# Ejercicio breve A:
Vuelve a escribir, sin cambiar nada, el pasaje del texto sobre el haiku que va de "La difusión del" a "heterogénea del haiku.", ambos incluidos.

# Fragmento proporcionado:

Poéticas (Sierra Norte de Madrid) Fotografía de Javier Cabañero Valencia |
POÉTICAS CONTEMPORÁNEAS DEL
HAIKU
Fue en 1972 cuando el profesor y ensayista Fernando Rodríguez-Izquierdo hizo la primera cala crítica peninsular sobre el kaiku, y su carácter congénito y originario. Aquella temprana indagación hoy tiene carácter clásico. Se tituló El haiku japonés. Historia y traducción (Madrid, Guadarrama, 1972) y completaba el aserto un subtítulo repleto de optimismo enunciativo sobre el amplio vuelo de la estrofa en nuestros días: “Evolución y triunfo del haikai, breve poema sensitivo”. El índice desplegaba un transitar histórico, lingüístico y literario remontándose al origen y recorría, con sentido diacrónico, andenes definitorios por significado y aportación textual. Quiero partir de las conclusiones de aquel estudio al abordar el cultivo del haiku en algunos escritores contemporáneos, no para contradecir planteamientos sino para discernir con criterios temporales el asentamiento, crecida y evolución de esta estrategia expresiva.
El arte de la sugerencia no es un apéndice extraño, ni está reñido con el legado occidental; forma parte esencial de una tradición remozada y pletórica, si nos atenemos a la nutrida nómina de practicantes y la onda expansiva de matices que ha trasformado el encuadre estacional. En el ahora el haiku es plataforma polisémica que promueve una abierta libertad expresiva, tanto en los aspectos gráficos (uso habitual de signos de puntuación), empleo, en ocasiones, del título, y mantenimiento con derivaciones del esquema silábico habitual. Todo ello sin que pierda vigencia la perenne definición de Mashuo Bashô: “Haiku es simplemente lo que está ocurriendo en este sitio, en este momento”.
La difusión del haiku en estas primeras décadas del siglo XXI está representada en panorámicas como Alfileres (2004), antología con selección y prólogo de Josep Maria Rodríguez, y Un viejo estanque (2013), con edición conjunta de Susana Benet y Frutos Soriano. Ambos volúmenes clarificaban el cauce ancho de la estrofa y su capacidad de diálogo con el presente. Más parcial, nuestra perspectiva busca la singularidad de autores en cuyo taller creador encuentra sitio la dermis heterogénea del haiku.

# Ejercicio breve B:
Pon en una tabla Markdown las líneas de las entradas, desde la primera hasta la que contiene "717, 482, 753]", ambas incluidas, con las columnas Número y Línea. Deja fuera las líneas en blanco.

# Entradas de datos:
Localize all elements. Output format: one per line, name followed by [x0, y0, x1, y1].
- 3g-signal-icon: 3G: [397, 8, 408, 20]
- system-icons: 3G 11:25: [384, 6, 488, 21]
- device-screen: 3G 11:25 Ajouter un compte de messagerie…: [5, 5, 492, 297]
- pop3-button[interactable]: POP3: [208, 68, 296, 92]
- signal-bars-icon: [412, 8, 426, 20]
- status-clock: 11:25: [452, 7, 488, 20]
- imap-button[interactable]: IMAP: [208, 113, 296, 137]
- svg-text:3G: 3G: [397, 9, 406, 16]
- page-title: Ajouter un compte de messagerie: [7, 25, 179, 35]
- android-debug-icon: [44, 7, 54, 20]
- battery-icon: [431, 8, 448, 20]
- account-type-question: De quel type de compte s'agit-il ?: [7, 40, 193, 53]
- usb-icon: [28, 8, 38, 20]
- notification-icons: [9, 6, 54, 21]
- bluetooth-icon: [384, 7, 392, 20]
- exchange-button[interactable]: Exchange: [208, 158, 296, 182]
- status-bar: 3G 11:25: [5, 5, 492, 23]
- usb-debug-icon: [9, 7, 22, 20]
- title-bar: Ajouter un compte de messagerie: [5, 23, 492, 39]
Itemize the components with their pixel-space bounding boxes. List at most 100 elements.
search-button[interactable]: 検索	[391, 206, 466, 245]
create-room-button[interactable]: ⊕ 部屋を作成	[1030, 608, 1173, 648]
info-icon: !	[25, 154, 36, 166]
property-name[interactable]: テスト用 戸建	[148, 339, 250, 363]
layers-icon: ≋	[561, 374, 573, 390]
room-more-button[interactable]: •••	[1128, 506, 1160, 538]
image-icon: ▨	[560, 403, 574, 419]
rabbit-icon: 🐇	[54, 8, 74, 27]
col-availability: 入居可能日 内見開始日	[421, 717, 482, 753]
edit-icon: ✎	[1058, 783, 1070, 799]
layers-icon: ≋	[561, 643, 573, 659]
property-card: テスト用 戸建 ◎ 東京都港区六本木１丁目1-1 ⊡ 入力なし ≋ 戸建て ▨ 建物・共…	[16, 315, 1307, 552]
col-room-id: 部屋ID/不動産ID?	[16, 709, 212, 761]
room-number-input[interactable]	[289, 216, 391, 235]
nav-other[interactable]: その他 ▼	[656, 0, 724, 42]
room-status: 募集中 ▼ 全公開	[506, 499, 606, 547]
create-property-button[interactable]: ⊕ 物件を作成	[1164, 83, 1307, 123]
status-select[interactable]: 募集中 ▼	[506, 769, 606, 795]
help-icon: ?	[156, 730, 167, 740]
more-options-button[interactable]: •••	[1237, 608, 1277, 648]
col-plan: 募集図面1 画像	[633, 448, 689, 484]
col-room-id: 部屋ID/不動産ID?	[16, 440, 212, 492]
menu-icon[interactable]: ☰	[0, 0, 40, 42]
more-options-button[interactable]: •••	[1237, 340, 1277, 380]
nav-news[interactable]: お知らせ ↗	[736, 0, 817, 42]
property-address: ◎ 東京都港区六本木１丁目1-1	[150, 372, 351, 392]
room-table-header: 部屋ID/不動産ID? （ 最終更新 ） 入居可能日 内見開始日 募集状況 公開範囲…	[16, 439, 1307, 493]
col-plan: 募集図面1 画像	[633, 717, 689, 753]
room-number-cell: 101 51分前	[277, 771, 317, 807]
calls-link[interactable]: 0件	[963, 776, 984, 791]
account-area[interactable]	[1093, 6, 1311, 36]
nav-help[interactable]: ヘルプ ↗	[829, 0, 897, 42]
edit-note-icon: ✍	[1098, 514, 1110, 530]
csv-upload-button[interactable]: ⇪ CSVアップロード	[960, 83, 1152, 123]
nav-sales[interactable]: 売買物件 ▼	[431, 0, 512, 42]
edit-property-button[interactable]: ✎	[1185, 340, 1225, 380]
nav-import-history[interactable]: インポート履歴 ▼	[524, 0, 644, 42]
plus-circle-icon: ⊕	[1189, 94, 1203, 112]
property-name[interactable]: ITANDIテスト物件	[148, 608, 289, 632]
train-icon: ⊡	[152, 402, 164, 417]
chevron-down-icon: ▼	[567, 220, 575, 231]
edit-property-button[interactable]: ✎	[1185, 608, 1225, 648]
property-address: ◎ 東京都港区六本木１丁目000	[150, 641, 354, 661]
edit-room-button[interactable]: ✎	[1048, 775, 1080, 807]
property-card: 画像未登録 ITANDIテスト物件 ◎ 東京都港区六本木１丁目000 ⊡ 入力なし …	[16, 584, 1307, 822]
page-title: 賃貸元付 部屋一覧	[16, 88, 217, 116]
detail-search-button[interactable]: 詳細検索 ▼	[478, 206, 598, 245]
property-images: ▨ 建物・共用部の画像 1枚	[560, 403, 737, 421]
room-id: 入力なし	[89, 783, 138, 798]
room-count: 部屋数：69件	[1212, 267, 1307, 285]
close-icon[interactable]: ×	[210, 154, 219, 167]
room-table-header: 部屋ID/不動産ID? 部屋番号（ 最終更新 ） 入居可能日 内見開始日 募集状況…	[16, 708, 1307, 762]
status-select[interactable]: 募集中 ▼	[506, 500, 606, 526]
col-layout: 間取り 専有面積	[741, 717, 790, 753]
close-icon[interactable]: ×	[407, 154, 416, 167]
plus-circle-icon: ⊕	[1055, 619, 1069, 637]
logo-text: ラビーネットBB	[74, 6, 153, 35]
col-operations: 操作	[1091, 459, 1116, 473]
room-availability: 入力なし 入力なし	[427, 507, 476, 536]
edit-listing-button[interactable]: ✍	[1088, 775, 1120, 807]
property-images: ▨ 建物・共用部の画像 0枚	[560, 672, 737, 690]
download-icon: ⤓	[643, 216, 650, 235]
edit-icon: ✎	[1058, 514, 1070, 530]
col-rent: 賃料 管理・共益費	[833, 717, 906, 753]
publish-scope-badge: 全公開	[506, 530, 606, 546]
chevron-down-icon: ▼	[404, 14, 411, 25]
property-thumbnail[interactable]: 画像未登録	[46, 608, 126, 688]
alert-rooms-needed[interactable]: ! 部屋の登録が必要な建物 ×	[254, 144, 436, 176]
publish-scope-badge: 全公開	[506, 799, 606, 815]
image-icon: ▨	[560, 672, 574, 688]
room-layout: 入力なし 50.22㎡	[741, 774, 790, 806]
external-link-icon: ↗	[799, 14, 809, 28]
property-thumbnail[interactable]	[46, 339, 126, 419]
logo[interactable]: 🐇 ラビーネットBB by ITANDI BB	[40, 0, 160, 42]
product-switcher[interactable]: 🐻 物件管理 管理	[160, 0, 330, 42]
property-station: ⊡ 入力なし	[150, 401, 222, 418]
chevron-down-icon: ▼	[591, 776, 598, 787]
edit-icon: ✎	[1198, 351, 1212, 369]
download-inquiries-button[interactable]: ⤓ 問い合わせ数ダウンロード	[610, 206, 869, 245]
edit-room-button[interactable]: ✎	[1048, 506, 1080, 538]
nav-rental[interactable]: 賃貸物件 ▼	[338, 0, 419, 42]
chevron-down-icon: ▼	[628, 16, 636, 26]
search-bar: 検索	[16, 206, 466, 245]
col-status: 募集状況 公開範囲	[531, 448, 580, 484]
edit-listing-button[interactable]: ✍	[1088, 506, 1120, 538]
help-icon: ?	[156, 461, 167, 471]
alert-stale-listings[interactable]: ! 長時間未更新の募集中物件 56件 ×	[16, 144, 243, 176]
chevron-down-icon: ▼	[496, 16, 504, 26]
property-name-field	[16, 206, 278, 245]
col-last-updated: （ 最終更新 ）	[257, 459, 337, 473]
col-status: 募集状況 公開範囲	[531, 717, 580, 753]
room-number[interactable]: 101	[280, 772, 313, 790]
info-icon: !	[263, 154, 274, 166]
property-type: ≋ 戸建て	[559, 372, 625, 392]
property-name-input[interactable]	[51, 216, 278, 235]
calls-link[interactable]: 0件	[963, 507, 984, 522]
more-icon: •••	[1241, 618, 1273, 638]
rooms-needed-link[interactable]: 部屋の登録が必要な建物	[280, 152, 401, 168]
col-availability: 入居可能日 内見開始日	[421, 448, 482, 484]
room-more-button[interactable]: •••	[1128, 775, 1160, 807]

# Resultado del ejercicio A:
La difusión del haiku en estas primeras décadas del siglo XXI está representada en panorámicas como Alfileres (2004), antología con selección y prólogo de Josep Maria Rodríguez, y Un viejo estanque (2013), con edición conjunta de Susana Benet y Frutos Soriano. Ambos volúmenes clarificaban el cauce ancho de la estrofa y su capacidad de diálogo con el presente. Más parcial, nuestra perspectiva busca la singularidad de autores en cuyo taller creador encuentra sitio la dermis heterogénea del haiku.

# Resultado del ejercicio B:
| Número | Línea |
|---|---|
| 1 | Localize all elements. Output format: one per line, name followed by [x0, y0, x1, y1]. |
| 2 | - 3g-signal-icon: 3G: [397, 8, 408, 20] |
| 3 | - system-icons: 3G 11:25: [384, 6, 488, 21] |
| 4 | - device-screen: 3G 11:25 Ajouter un compte de messagerie…: [5, 5, 492, 297] |
| 5 | - pop3-button[interactable]: POP3: [208, 68, 296, 92] |
| 6 | - signal-bars-icon: [412, 8, 426, 20] |
| 7 | - status-clock: 11:25: [452, 7, 488, 20] |
| 8 | - imap-button[interactable]: IMAP: [208, 113, 296, 137] |
| 9 | - svg-text:3G: 3G: [397, 9, 406, 16] |
| 10 | - page-title: Ajouter un compte de messagerie: [7, 25, 179, 35] |
| 11 | - android-debug-icon: [44, 7, 54, 20] |
| 12 | - battery-icon: [431, 8, 448, 20] |
| 13 | - account-type-question: De quel type de compte s'agit-il ?: [7, 40, 193, 53] |
| 14 | - usb-icon: [28, 8, 38, 20] |
| 15 | - notification-icons: [9, 6, 54, 21] |
| 16 | - bluetooth-icon: [384, 7, 392, 20] |
| 17 | - exchange-button[interactable]: Exchange: [208, 158, 296, 182] |
| 18 | - status-bar: 3G 11:25: [5, 5, 492, 23] |
| 19 | - usb-debug-icon: [9, 7, 22, 20] |
| 20 | - title-bar: Ajouter un compte de messagerie: [5, 23, 492, 39] |
| 21 | Itemize the components with their pixel-space bounding boxes. List at most 100 elements. |
| 22 | search-button[interactable]: 検索	[391, 206, 466, 245] |
| 23 | create-room-button[interactable]: ⊕ 部屋を作成	[1030, 608, 1173, 648] |
| 24 | info-icon: !	[25, 154, 36, 166] |
| 25 | property-name[interactable]: テスト用 戸建	[148, 339, 250, 363] |
| 26 | layers-icon: ≋	[561, 374, 573, 390] |
| 27 | room-more-button[interactable]: •••	[1128, 506, 1160, 538] |
| 28 | image-icon: ▨	[560, 403, 574, 419] |
| 29 | rabbit-icon: 🐇	[54, 8, 74, 27] |
| 30 | col-availability: 入居可能日 内見開始日	[421, 717, 482, 753] |